Dataset rows:

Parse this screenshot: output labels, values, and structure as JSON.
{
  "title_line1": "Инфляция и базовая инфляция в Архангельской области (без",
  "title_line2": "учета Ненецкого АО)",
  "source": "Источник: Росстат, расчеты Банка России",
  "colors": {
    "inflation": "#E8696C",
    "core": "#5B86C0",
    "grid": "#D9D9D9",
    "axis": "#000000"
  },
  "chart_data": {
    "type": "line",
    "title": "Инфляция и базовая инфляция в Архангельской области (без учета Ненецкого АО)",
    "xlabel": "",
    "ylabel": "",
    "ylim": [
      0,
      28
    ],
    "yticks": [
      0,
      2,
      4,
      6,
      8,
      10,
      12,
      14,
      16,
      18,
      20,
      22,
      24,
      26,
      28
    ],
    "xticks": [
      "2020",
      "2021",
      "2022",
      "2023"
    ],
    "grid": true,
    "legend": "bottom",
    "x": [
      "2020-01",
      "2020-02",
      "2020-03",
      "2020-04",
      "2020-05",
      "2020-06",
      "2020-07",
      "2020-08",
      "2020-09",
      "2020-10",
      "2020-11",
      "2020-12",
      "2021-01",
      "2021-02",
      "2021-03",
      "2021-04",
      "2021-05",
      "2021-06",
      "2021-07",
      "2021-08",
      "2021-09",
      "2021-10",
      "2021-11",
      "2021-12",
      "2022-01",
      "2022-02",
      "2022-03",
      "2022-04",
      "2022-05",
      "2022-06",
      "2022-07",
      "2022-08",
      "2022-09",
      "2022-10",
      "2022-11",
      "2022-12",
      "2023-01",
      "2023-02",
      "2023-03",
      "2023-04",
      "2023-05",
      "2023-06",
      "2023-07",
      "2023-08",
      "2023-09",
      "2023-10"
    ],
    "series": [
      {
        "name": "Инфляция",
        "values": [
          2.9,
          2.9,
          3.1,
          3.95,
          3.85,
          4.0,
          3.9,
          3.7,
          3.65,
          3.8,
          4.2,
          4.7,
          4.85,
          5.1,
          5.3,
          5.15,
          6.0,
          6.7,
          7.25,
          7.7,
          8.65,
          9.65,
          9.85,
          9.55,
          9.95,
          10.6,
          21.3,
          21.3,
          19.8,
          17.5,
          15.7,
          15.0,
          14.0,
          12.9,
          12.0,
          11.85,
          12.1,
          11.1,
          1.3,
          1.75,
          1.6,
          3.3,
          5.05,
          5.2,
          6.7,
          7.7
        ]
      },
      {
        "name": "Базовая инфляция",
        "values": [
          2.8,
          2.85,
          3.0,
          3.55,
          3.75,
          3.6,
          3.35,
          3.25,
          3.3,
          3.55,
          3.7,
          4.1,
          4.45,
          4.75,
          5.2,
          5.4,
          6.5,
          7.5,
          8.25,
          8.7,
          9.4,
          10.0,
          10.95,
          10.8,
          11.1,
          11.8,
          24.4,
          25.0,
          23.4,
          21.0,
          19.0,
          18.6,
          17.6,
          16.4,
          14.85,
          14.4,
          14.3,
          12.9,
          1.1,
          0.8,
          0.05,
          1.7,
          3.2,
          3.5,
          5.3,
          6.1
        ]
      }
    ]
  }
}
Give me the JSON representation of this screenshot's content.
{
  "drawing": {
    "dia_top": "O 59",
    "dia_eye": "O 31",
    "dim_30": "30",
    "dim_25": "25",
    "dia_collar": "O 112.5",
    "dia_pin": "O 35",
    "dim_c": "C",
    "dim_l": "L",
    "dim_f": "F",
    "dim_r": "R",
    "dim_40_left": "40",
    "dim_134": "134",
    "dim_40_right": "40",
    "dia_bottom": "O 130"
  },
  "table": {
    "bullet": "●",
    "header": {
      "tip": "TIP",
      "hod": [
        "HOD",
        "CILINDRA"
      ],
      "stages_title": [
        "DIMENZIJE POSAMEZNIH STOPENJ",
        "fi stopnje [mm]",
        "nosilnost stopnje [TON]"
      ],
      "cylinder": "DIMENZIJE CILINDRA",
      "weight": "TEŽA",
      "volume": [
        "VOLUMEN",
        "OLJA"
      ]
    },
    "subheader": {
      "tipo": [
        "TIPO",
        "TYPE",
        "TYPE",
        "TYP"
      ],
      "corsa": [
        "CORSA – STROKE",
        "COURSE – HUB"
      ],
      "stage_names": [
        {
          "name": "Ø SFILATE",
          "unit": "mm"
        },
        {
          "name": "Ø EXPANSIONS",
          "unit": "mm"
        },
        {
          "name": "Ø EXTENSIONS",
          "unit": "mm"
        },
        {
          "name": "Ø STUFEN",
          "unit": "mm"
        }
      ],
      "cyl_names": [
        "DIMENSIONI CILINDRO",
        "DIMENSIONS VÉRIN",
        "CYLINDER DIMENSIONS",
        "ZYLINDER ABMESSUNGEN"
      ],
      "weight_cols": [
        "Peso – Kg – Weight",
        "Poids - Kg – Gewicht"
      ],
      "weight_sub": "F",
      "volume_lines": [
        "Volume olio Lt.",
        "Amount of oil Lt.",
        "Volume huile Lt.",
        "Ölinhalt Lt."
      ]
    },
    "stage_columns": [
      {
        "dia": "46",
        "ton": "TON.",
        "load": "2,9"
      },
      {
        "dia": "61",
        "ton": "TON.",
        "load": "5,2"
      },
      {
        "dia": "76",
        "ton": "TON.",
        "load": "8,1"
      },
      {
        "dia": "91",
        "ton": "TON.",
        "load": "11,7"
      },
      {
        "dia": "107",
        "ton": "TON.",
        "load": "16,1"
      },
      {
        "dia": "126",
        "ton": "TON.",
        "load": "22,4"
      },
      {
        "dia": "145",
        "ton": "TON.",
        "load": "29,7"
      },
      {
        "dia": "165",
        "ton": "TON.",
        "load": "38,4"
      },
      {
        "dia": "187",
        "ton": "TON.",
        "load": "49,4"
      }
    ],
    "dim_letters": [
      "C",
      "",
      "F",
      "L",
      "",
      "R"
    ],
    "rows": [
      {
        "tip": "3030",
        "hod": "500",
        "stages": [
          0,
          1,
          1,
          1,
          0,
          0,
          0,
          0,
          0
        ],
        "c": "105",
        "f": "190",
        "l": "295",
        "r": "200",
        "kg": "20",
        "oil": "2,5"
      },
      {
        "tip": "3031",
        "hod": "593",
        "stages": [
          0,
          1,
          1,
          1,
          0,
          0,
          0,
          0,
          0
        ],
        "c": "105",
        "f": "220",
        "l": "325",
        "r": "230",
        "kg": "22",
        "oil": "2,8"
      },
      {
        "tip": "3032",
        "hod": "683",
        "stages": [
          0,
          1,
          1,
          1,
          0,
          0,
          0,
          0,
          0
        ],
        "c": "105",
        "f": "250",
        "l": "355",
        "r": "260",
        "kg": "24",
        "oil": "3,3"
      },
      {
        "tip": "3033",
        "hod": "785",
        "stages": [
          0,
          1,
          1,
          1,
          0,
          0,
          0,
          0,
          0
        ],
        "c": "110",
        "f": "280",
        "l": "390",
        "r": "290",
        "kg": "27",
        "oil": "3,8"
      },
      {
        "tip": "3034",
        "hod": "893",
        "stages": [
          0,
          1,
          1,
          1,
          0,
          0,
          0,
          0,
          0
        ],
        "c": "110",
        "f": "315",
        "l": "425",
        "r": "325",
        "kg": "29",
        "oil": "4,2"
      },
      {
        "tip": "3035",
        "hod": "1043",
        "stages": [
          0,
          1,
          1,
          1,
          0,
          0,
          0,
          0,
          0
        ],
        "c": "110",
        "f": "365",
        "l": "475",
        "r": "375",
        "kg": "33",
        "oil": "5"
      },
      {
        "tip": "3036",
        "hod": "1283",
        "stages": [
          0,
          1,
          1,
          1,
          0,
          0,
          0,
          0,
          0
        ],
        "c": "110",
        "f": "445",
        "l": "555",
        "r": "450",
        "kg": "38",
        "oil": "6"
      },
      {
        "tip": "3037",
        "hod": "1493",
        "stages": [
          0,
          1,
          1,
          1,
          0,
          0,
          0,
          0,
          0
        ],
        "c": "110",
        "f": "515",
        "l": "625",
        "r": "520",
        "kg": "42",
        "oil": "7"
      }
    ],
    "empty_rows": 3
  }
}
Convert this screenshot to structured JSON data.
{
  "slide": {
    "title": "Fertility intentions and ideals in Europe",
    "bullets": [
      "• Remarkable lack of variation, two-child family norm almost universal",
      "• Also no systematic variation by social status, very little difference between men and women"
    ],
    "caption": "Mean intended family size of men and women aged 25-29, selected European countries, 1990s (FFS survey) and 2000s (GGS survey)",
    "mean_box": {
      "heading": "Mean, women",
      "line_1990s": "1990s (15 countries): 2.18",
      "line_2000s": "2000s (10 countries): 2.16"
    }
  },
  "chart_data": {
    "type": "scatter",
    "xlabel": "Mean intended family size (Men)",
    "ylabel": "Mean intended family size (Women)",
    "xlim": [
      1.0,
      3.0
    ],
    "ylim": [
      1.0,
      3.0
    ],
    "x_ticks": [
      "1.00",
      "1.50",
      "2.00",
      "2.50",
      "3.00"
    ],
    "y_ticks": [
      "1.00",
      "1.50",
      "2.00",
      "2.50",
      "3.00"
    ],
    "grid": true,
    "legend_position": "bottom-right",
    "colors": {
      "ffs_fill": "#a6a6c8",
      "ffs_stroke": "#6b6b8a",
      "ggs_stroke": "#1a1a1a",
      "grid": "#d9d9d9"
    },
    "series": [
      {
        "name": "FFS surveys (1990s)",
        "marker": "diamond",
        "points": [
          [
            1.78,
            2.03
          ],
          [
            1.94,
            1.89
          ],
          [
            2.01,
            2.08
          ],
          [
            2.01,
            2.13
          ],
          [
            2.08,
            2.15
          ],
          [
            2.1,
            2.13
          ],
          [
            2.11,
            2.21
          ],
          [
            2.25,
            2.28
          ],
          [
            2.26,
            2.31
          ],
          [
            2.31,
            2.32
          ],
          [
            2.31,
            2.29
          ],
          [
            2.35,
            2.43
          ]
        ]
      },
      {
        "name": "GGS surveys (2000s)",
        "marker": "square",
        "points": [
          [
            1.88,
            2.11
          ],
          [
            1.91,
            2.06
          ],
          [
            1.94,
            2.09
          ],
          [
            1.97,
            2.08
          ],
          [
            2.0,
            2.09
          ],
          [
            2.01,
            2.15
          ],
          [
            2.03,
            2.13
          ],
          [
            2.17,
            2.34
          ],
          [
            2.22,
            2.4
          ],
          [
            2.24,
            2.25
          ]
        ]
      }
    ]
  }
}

What you need to do:
Every line of the listing that holds "xlabel" is to be counted; give only the resulting number.

Right answer:
2